>>>

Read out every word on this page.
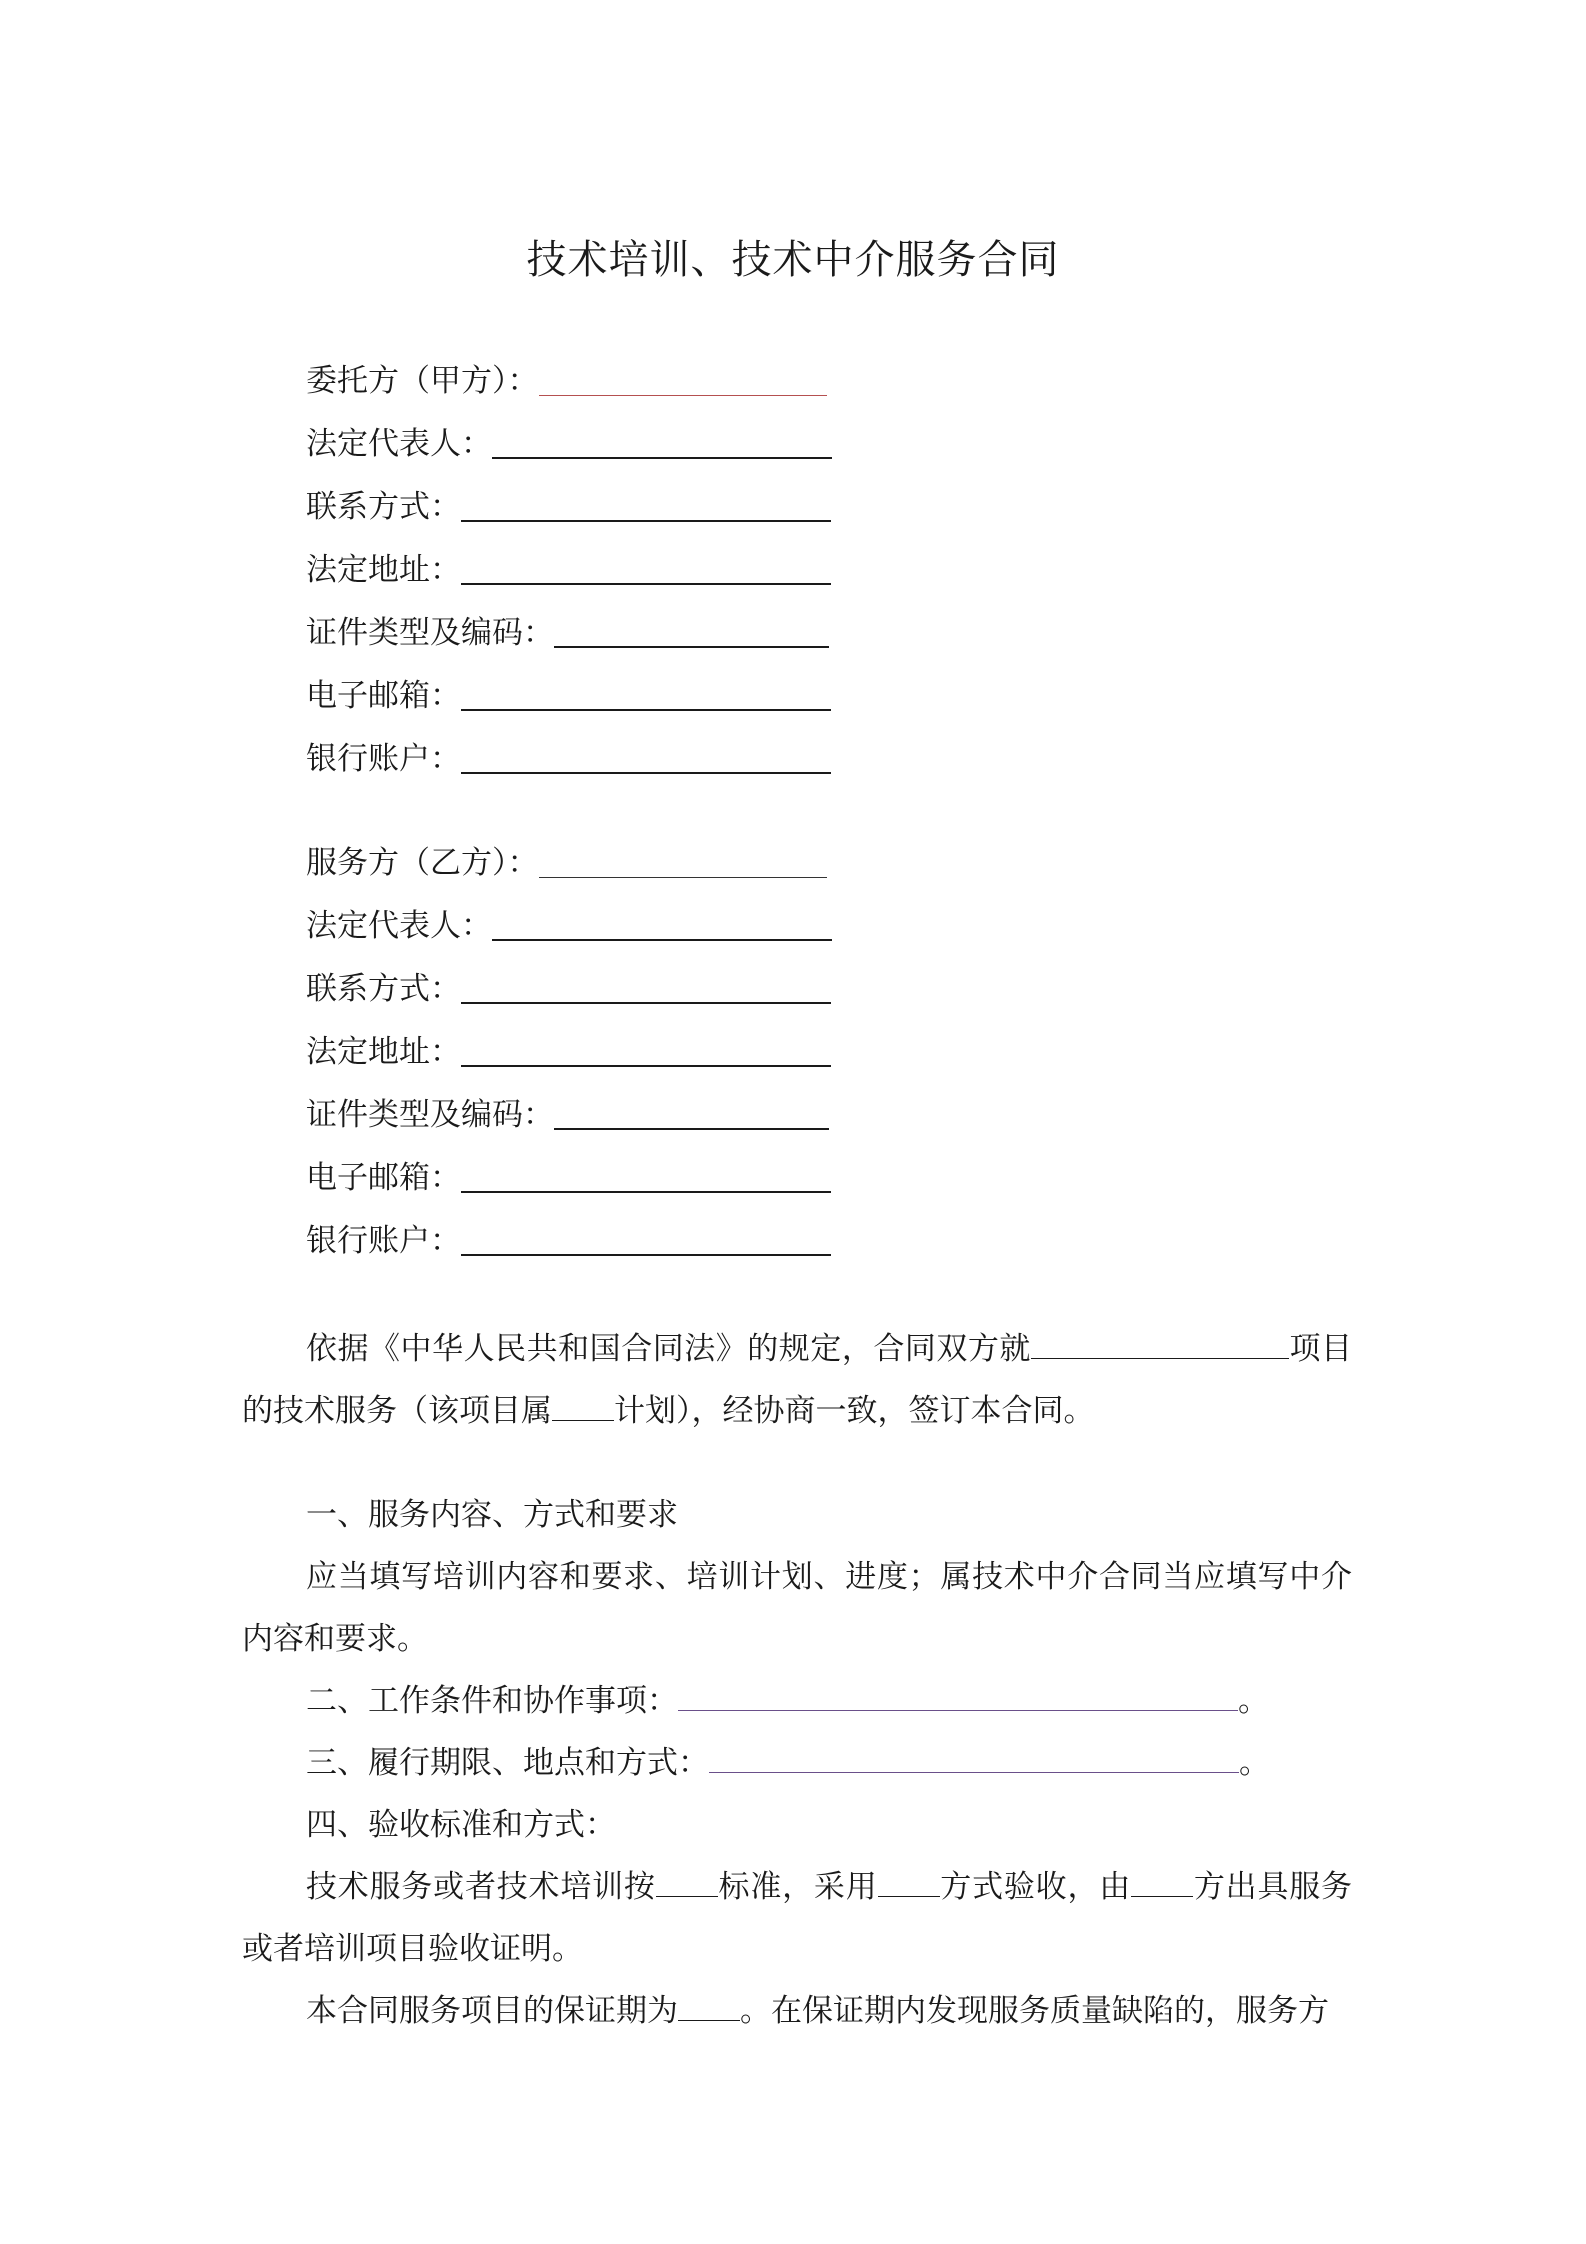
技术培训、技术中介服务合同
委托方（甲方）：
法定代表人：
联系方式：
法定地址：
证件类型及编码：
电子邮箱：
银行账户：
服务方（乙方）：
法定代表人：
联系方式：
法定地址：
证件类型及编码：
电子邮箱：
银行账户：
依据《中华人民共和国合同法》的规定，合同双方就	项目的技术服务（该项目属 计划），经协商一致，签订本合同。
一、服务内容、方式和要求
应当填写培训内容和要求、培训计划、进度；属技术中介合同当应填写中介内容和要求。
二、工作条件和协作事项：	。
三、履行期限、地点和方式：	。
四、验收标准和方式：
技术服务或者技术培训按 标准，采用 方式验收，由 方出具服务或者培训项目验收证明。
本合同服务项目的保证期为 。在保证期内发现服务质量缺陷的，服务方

<<<

_WORK TO COMPLETE_
Transcribe the full listing above exactly as it stands, minus the pictures.

_OUTPUT OF THE TASK_
Read out every word on this page.
技术培训、技术中介服务合同
委托方（甲方）：
法定代表人：
联系方式：
法定地址：
证件类型及编码：
电子邮箱：
银行账户：
服务方（乙方）：
法定代表人：
联系方式：
法定地址：
证件类型及编码：
电子邮箱：
银行账户：
依据《中华人民共和国合同法》的规定，合同双方就	项目的技术服务（该项目属 计划），经协商一致，签订本合同。
一、服务内容、方式和要求
应当填写培训内容和要求、培训计划、进度；属技术中介合同当应填写中介内容和要求。
二、工作条件和协作事项：	。
三、履行期限、地点和方式：	。
四、验收标准和方式：
技术服务或者技术培训按 标准，采用 方式验收，由 方出具服务或者培训项目验收证明。
本合同服务项目的保证期为 。在保证期内发现服务质量缺陷的，服务方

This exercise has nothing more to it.